◆ Exercise prompt: Select every line containing the word "ficheiro" from the material, and copy those lines.

# Start of Extracted data

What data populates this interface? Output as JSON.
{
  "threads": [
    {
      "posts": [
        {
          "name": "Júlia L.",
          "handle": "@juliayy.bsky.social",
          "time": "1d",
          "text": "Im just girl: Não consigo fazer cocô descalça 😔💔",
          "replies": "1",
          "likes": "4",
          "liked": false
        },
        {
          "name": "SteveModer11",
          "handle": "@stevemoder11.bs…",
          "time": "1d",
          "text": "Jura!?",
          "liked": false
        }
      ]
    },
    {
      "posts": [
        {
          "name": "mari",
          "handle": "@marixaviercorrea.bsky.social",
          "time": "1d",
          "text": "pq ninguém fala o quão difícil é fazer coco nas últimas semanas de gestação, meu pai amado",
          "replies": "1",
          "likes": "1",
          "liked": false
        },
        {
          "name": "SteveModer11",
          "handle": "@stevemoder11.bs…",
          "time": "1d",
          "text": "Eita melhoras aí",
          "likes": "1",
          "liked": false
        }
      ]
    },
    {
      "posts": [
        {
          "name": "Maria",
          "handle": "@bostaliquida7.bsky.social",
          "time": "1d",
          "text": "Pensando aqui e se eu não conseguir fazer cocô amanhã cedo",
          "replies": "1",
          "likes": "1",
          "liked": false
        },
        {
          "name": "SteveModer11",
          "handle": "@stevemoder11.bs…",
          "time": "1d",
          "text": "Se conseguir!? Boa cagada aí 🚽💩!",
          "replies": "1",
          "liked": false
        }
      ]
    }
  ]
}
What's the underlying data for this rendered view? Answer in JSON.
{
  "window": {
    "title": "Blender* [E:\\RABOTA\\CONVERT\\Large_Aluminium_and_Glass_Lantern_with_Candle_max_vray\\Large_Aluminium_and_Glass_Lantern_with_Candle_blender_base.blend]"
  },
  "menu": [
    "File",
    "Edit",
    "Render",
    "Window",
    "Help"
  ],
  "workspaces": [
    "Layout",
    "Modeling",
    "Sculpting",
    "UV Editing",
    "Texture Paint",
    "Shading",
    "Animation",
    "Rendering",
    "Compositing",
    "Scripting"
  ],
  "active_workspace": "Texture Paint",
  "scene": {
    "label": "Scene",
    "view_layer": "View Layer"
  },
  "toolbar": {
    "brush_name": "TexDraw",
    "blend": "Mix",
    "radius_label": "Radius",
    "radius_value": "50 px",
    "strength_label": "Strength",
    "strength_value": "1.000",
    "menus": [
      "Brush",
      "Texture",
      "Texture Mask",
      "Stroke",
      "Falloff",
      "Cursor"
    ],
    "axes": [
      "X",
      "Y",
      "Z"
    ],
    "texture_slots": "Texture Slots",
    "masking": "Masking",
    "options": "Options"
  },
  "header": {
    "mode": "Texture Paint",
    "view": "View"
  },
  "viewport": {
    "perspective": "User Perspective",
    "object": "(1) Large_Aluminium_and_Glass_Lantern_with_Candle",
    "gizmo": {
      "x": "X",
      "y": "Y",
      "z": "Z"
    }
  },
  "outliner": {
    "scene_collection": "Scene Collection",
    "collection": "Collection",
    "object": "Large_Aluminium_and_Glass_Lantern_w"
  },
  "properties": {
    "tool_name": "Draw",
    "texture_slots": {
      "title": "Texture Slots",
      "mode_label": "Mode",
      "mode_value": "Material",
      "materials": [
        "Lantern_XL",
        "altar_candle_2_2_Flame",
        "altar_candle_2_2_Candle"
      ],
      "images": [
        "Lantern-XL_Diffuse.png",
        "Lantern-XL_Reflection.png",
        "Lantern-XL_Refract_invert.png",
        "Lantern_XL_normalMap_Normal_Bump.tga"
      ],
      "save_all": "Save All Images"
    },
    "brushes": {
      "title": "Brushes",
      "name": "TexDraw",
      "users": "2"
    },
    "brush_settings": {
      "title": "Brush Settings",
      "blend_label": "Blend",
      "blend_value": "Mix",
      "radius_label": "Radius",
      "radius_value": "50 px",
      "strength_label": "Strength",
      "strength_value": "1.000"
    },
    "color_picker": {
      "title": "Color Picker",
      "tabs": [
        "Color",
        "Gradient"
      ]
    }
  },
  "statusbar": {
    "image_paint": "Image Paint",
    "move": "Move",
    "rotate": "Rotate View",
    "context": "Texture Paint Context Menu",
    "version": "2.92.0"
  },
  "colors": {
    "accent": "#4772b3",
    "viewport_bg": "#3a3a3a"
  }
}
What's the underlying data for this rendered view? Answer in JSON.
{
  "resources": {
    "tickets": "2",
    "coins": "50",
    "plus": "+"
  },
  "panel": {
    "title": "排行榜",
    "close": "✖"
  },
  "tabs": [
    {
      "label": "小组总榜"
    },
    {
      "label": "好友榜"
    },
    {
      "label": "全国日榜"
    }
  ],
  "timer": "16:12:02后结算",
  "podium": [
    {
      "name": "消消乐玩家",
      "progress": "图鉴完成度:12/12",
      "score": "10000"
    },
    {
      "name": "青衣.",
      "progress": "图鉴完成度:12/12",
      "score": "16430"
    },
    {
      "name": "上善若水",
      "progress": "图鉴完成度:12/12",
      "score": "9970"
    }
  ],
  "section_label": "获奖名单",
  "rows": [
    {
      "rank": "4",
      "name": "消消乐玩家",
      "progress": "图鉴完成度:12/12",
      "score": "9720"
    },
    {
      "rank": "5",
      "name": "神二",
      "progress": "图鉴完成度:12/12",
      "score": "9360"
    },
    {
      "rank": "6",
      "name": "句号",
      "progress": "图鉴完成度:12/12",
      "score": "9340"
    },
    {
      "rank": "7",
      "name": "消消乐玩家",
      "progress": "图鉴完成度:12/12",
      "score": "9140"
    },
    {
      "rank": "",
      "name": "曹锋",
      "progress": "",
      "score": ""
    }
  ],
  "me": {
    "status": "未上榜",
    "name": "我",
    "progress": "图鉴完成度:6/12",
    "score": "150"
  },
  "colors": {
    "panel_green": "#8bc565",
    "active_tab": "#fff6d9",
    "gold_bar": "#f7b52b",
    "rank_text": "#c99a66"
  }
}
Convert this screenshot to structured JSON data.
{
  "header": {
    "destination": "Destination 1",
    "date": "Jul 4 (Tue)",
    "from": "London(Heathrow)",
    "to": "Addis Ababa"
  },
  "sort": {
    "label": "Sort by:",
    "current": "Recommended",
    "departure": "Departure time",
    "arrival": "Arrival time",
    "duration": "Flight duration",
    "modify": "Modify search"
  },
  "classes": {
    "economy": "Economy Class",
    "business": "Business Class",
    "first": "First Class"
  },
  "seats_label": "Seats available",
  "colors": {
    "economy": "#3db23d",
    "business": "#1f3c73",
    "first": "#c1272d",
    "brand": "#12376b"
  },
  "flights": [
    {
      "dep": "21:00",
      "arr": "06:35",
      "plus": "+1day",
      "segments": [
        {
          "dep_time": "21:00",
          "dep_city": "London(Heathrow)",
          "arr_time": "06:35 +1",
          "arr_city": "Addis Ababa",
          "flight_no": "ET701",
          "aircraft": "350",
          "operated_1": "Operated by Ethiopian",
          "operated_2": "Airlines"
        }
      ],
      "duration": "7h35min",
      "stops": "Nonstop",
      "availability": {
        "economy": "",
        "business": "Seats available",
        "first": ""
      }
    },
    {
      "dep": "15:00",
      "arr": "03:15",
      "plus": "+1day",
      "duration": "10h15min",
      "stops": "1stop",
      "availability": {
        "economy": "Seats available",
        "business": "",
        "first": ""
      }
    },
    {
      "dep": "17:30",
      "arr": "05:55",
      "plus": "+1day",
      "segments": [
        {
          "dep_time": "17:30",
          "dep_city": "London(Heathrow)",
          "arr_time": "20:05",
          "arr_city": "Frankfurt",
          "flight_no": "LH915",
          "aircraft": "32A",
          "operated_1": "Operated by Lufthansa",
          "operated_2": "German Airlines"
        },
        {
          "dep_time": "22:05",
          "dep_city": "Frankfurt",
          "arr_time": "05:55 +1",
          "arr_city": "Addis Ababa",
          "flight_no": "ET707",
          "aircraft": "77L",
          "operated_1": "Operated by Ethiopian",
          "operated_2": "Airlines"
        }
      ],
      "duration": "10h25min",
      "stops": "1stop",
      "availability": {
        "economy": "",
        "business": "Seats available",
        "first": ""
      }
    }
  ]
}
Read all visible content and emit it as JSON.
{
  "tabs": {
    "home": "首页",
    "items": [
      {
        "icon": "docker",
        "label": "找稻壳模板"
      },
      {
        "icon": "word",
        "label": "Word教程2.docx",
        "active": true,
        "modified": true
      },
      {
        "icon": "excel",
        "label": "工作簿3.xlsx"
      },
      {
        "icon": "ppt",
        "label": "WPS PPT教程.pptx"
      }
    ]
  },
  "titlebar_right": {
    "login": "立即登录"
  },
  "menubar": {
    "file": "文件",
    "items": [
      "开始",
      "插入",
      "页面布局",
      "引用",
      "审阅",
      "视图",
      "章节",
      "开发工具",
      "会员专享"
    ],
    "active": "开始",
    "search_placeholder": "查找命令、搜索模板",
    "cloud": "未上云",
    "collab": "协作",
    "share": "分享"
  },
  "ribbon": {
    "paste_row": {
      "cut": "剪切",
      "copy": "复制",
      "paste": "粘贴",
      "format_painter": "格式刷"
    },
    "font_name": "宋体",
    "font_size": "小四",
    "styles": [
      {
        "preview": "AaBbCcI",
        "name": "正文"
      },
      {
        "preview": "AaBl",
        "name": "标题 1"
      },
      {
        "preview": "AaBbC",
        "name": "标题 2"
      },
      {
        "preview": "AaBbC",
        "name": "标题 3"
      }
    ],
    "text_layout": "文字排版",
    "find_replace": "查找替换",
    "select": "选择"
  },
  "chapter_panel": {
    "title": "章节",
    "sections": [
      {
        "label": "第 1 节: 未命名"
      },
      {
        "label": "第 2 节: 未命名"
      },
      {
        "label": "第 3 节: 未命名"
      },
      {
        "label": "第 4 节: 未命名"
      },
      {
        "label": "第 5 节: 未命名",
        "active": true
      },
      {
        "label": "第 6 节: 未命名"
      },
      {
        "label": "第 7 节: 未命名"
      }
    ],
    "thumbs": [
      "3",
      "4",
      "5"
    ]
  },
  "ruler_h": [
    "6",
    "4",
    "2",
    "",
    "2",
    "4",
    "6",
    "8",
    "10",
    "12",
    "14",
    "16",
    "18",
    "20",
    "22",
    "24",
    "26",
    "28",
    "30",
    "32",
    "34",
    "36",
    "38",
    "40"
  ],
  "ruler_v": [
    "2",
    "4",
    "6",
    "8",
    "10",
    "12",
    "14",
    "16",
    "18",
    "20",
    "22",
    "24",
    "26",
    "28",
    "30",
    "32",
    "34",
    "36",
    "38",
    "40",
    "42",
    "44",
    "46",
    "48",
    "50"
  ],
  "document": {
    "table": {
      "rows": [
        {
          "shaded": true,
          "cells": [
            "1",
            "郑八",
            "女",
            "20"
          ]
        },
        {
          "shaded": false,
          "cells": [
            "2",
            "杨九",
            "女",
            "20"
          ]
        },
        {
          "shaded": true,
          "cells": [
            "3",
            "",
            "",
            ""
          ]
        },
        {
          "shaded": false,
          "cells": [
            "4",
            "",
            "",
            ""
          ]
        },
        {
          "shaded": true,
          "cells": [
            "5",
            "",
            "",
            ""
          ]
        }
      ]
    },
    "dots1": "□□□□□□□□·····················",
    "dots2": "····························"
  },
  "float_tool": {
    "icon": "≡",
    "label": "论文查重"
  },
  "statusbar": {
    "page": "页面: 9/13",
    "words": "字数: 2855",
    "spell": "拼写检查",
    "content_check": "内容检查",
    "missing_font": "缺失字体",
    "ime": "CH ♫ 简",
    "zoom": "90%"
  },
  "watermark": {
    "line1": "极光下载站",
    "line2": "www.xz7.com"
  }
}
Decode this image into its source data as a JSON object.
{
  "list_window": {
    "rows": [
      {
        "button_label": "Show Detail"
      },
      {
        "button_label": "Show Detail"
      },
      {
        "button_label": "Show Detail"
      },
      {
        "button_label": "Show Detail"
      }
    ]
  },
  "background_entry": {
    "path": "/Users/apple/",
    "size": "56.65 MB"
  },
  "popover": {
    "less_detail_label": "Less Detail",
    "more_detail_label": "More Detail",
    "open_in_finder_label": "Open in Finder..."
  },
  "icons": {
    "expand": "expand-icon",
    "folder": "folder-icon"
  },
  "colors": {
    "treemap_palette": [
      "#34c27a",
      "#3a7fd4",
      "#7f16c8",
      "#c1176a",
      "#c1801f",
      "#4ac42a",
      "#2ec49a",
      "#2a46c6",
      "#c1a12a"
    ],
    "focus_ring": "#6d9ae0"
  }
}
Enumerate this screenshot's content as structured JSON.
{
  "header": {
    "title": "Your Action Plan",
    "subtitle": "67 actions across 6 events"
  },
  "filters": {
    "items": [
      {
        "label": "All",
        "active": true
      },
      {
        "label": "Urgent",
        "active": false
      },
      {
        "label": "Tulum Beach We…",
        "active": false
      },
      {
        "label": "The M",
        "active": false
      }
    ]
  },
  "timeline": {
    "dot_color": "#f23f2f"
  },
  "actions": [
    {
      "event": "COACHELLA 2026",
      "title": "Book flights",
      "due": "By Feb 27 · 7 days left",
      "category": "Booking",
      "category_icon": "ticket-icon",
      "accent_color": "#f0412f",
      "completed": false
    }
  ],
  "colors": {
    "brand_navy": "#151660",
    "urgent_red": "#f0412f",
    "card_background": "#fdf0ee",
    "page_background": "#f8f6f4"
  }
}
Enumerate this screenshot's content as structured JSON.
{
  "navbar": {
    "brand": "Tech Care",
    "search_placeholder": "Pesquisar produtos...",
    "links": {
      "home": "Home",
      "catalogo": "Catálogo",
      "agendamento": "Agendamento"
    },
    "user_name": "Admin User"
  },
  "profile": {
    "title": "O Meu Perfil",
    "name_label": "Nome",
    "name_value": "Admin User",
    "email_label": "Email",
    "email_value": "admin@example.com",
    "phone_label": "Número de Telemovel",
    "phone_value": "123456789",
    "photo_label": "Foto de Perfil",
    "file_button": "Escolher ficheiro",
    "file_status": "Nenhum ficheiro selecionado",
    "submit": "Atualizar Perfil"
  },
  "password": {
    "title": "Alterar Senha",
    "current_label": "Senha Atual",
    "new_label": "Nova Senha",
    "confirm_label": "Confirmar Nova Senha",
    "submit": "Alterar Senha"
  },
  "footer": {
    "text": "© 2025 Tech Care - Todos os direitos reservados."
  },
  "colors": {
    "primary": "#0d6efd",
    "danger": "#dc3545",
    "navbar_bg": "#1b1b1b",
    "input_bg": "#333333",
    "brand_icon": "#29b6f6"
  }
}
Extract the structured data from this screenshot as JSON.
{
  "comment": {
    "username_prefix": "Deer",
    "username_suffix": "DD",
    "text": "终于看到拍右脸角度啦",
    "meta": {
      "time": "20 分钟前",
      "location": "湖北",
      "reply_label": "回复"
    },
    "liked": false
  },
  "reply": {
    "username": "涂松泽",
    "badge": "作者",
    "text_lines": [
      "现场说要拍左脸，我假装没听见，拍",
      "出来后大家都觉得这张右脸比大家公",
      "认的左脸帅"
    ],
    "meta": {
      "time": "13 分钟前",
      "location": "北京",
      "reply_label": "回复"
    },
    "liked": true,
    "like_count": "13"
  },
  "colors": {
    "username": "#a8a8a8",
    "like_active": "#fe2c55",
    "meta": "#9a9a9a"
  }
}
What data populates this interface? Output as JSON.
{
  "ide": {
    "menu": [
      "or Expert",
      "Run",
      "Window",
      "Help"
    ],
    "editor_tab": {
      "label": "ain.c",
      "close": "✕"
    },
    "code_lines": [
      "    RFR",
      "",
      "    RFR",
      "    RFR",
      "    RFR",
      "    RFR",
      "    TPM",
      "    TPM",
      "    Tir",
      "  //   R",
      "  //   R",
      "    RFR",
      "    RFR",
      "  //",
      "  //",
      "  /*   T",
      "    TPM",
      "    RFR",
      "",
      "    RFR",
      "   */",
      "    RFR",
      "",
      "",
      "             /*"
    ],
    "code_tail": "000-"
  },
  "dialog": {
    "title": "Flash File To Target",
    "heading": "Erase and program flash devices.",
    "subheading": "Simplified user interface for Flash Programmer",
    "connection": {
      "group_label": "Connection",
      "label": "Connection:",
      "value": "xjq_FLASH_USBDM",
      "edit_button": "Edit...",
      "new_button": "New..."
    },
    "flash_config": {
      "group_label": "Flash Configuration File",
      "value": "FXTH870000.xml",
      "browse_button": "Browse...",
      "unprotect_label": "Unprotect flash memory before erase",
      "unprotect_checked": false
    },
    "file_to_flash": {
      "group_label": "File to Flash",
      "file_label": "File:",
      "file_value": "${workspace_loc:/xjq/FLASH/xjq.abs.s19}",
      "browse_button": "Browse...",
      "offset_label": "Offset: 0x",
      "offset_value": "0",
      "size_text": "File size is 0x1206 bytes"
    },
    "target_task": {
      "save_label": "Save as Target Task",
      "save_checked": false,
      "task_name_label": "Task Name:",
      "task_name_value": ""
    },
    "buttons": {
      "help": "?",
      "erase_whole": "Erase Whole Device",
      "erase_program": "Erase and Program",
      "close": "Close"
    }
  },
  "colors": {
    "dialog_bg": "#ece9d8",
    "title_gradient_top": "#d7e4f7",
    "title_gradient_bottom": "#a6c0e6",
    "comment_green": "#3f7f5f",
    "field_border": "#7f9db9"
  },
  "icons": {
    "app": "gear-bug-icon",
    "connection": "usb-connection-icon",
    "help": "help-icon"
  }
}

# End of Extracted data

◆ Correct output:
    "file_button": "Escolher ficheiro",
    "file_status": "Nenhum ficheiro selecionado",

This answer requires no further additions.